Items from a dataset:
Content starts
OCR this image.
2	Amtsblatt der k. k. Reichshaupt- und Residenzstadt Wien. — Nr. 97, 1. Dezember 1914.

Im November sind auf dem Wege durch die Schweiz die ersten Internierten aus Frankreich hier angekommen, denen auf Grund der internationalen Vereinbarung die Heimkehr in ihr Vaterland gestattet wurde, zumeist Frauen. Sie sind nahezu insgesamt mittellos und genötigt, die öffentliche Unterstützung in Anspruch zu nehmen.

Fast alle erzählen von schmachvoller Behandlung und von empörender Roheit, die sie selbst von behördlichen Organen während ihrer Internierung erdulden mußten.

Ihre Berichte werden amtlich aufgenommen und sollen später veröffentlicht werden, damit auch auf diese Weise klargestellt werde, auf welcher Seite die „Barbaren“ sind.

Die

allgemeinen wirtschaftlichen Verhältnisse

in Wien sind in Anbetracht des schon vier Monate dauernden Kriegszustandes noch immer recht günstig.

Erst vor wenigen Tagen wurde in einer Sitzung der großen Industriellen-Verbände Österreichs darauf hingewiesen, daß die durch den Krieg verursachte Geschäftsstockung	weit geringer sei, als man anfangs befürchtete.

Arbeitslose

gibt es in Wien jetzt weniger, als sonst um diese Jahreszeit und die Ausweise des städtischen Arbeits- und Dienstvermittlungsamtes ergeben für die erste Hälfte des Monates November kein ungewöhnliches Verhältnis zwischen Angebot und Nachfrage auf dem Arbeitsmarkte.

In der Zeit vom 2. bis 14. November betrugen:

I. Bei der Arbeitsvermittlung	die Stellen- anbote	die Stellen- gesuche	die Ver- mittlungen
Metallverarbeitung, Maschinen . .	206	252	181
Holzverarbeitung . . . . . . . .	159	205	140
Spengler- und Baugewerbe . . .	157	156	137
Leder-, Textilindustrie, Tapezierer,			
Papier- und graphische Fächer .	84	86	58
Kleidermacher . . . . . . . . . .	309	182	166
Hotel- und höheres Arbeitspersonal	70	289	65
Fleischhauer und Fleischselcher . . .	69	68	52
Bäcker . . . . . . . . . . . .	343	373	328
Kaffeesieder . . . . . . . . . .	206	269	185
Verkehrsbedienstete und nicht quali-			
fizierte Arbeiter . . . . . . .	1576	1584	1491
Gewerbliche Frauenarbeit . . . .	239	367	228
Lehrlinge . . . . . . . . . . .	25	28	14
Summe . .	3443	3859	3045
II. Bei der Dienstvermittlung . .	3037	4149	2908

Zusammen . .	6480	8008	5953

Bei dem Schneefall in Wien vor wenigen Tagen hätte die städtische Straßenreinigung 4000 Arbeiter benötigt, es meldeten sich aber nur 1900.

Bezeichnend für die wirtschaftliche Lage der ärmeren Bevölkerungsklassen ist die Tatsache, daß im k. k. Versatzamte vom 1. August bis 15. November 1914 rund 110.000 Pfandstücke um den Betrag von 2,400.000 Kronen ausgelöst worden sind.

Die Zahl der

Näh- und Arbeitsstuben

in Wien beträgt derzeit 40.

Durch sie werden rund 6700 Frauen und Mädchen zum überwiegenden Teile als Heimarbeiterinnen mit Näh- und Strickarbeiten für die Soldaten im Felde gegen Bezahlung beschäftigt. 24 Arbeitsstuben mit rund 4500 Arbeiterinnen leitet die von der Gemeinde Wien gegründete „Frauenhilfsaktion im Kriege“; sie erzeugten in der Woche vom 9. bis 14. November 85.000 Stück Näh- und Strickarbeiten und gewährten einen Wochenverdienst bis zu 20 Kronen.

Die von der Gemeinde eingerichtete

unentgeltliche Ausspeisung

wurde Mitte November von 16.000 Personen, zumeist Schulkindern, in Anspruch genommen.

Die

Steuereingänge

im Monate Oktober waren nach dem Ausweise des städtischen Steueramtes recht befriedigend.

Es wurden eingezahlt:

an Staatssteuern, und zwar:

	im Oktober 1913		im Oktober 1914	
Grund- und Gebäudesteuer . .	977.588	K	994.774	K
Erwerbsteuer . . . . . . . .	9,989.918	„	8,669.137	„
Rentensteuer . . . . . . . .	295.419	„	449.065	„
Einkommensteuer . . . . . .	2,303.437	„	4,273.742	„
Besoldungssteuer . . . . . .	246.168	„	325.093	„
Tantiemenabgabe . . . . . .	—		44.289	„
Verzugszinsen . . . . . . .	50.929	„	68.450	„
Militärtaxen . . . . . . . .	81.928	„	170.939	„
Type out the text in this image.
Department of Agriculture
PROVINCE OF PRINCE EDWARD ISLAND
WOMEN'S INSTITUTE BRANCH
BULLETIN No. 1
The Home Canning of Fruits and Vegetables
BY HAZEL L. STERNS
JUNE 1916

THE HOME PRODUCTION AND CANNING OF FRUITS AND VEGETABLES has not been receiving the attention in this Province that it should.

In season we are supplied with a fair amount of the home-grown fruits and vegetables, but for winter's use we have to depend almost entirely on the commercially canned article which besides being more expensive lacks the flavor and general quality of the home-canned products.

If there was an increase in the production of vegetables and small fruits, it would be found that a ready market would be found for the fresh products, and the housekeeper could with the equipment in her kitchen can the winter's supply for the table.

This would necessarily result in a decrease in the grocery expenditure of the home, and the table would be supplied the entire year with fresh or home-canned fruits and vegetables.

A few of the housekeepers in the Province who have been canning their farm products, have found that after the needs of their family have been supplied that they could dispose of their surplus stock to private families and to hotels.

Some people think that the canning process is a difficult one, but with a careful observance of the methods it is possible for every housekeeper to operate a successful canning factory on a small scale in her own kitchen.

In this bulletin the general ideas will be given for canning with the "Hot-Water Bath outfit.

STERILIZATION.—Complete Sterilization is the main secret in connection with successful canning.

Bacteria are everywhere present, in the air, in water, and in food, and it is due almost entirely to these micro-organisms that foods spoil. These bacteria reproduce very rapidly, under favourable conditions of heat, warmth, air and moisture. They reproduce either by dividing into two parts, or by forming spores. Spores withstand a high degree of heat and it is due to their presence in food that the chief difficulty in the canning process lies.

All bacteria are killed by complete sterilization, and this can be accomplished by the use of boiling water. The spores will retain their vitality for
Content ends
- Work request -
What lines above contain the string "Oktober"? Copy all of them.

- Problem solution -
im Monate Oktober waren nach dem Ausweise des städtischen Steueramtes recht befriedigend.
	im Oktober 1913		im Oktober 1914	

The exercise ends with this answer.